▶ _Written problem_
Search the records for the word "What" and report each line that has it.
-------
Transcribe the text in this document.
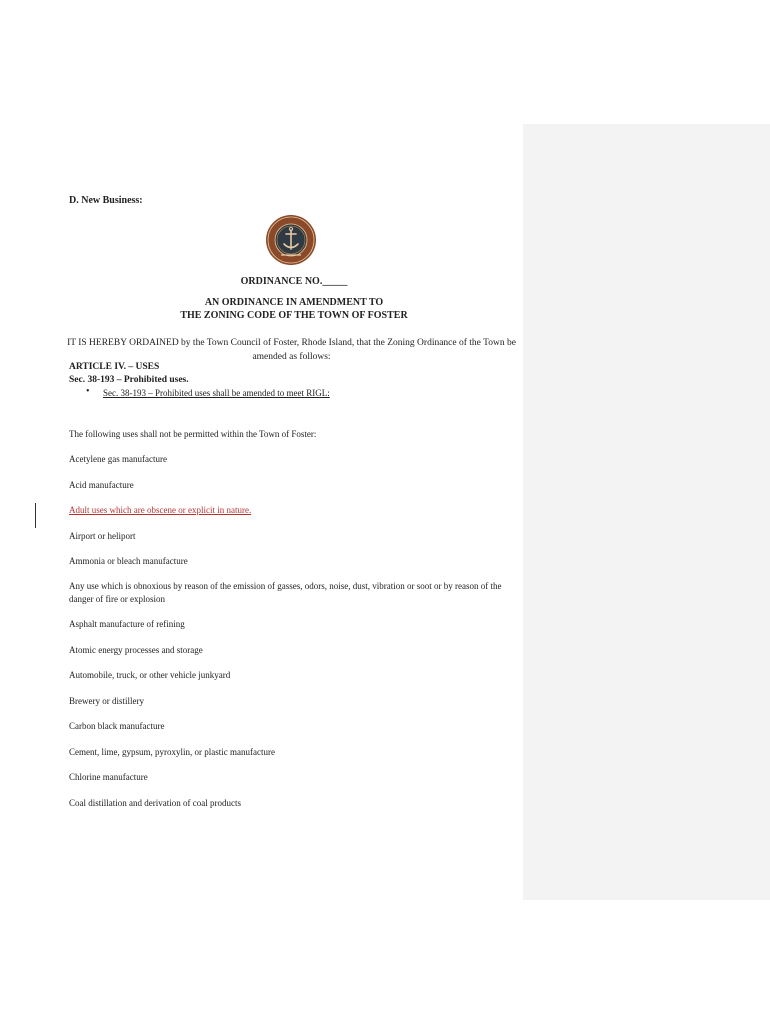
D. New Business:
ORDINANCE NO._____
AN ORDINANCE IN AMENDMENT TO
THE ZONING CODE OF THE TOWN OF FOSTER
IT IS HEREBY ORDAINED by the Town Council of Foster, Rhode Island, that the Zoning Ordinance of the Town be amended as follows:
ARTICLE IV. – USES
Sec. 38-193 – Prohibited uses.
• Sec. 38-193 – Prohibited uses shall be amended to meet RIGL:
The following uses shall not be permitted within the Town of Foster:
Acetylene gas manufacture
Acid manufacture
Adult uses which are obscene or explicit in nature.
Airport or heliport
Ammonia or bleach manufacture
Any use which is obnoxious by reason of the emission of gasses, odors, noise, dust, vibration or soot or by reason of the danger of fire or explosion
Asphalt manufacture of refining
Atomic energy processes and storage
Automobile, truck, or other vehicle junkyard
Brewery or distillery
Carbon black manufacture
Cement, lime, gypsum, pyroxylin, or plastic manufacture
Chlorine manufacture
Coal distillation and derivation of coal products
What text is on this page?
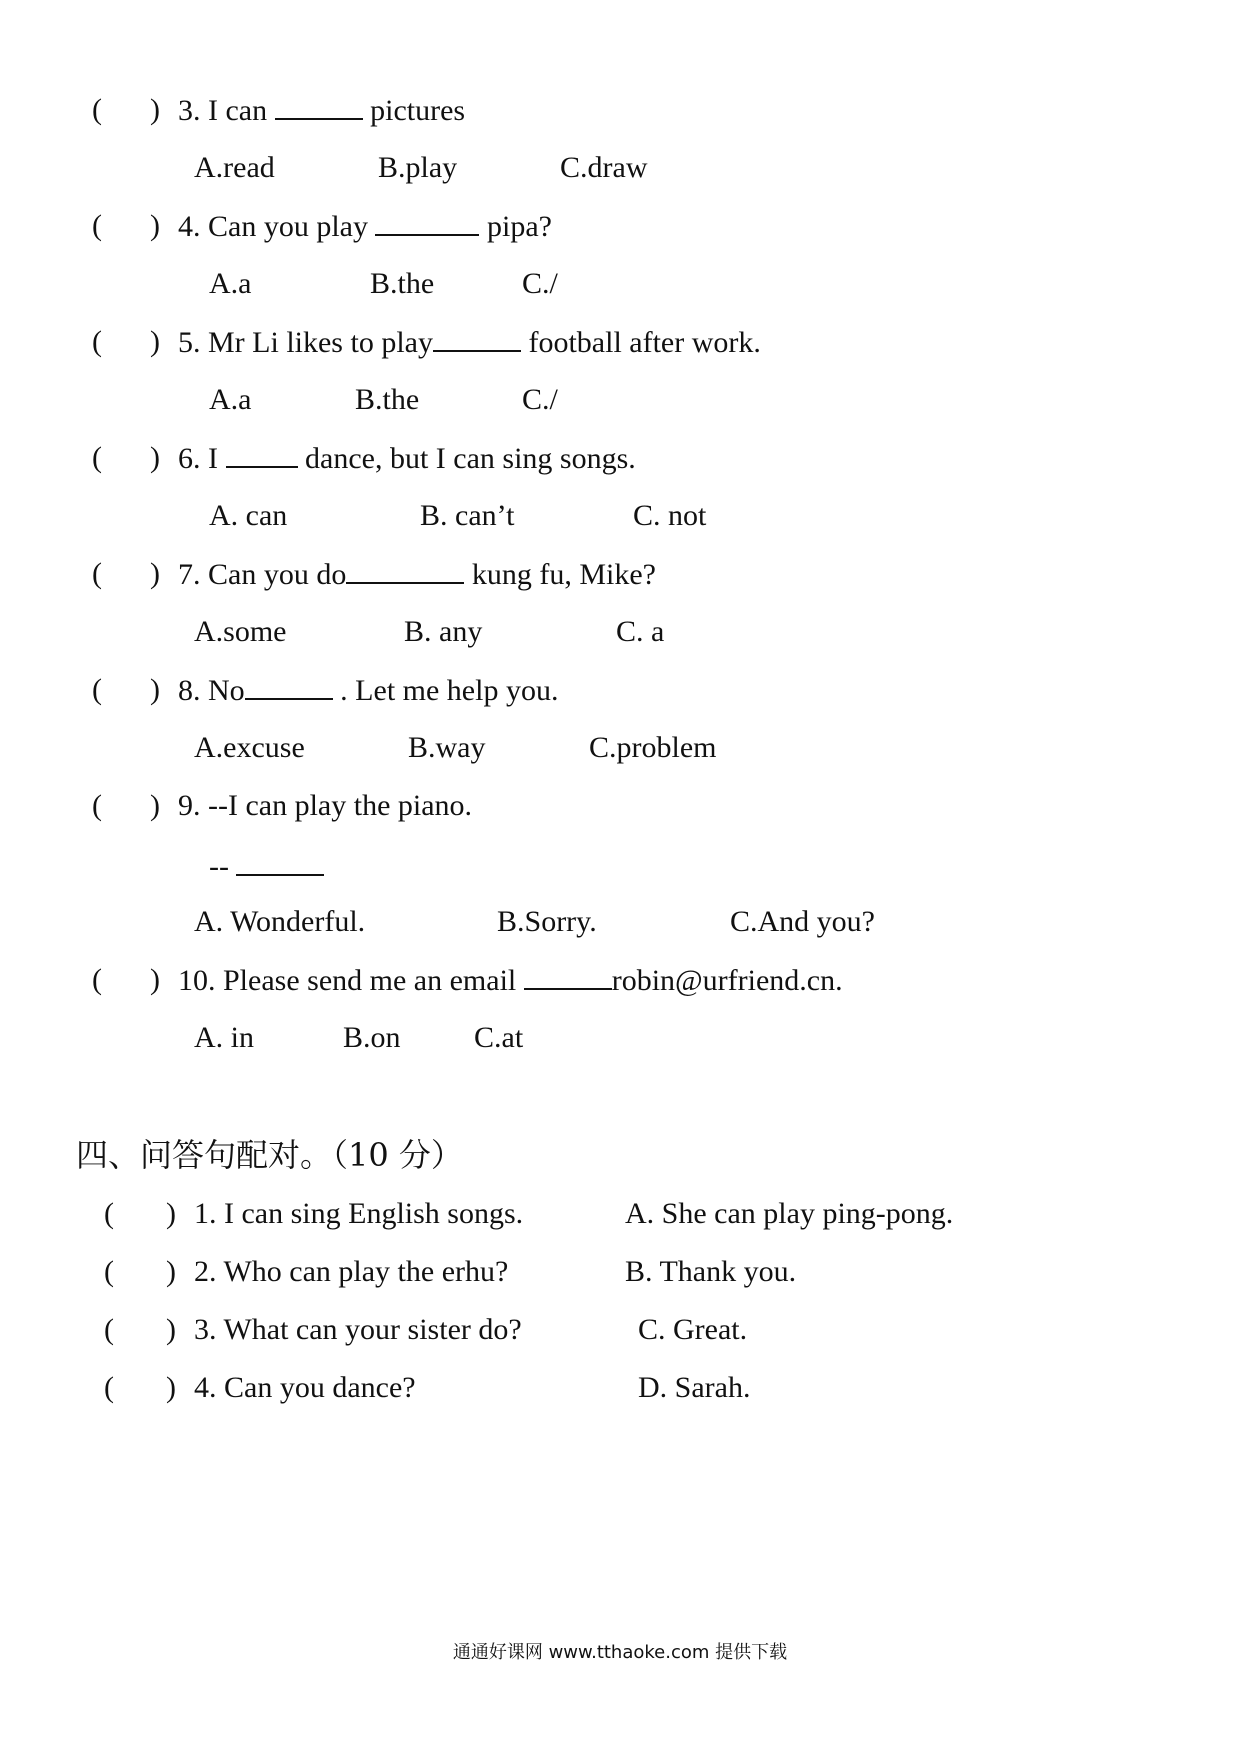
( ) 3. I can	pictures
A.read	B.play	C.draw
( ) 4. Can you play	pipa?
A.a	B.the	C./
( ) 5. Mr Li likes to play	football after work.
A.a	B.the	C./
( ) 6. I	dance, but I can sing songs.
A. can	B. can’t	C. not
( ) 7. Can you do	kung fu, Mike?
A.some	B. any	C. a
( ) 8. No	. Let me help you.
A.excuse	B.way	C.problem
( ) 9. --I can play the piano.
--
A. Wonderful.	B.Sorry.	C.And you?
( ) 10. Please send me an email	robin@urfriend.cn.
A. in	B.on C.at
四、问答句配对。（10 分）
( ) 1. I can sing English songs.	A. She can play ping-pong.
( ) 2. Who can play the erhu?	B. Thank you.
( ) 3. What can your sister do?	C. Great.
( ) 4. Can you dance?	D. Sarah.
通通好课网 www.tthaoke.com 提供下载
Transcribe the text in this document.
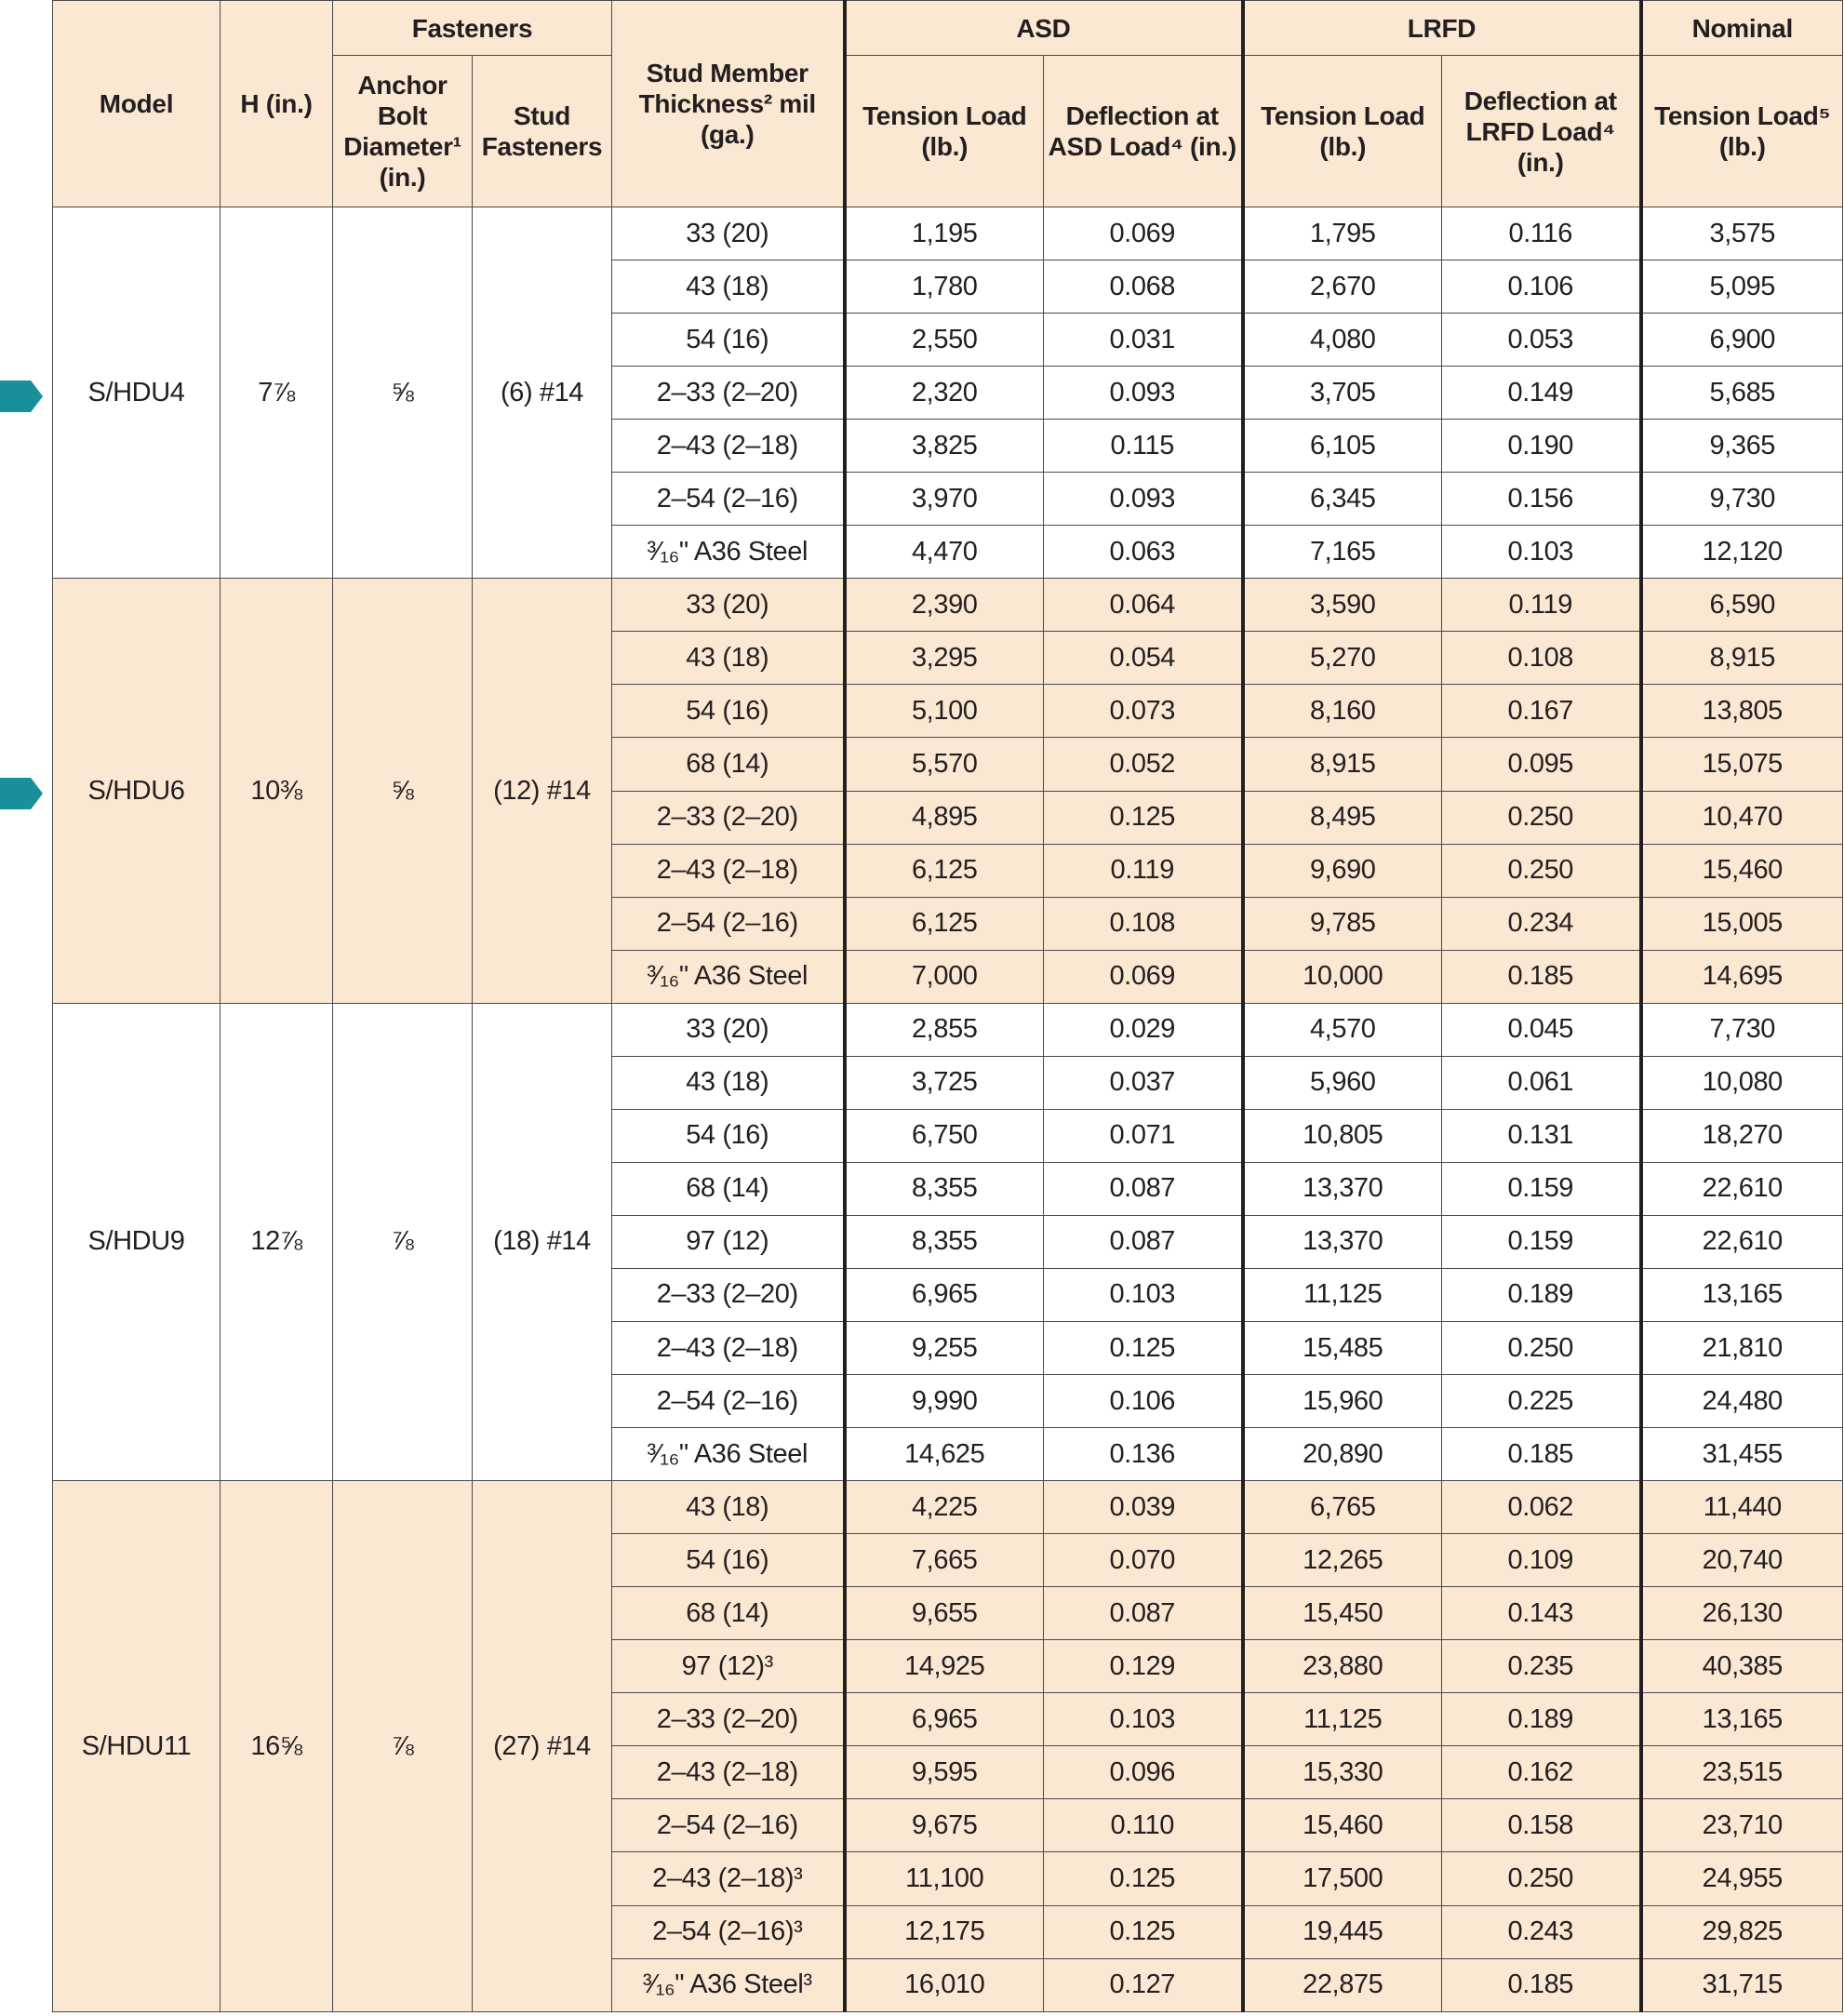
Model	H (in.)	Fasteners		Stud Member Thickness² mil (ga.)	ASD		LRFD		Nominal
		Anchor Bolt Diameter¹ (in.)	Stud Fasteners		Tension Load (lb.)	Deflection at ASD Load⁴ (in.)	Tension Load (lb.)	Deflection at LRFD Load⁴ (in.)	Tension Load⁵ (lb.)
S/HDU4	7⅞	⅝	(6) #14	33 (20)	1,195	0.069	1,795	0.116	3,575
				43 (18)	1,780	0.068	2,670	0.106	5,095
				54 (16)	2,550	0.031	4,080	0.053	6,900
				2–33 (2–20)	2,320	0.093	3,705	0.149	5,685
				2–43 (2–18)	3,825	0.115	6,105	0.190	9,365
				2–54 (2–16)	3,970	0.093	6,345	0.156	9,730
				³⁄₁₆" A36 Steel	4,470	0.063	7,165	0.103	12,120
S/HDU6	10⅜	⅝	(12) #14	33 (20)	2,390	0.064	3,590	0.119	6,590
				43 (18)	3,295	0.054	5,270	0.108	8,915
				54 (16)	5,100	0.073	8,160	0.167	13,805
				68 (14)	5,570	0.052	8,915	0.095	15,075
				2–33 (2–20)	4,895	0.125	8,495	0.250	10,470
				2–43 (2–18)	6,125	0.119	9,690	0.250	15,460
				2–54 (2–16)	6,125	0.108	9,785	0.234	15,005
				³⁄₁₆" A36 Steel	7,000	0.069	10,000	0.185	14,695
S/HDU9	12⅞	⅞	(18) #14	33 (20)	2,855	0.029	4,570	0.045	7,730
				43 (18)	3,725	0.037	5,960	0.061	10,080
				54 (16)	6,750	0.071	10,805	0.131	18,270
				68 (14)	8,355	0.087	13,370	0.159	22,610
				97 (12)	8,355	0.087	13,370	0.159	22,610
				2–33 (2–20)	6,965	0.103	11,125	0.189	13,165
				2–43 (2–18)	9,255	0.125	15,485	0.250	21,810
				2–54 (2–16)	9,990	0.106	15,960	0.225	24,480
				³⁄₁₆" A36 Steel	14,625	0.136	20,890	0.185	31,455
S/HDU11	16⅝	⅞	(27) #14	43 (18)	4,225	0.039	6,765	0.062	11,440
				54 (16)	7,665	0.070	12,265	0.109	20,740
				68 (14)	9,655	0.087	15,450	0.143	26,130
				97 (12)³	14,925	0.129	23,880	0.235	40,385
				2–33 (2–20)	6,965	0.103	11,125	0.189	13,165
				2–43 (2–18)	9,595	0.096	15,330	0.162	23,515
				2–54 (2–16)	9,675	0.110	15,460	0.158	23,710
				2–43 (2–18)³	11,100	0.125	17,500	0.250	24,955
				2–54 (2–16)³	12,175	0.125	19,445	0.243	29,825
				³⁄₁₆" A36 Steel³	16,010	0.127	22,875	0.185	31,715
-------
▶ _Answer below_
What text is on this page?
( ) 3. What can your sister do?	C. Great.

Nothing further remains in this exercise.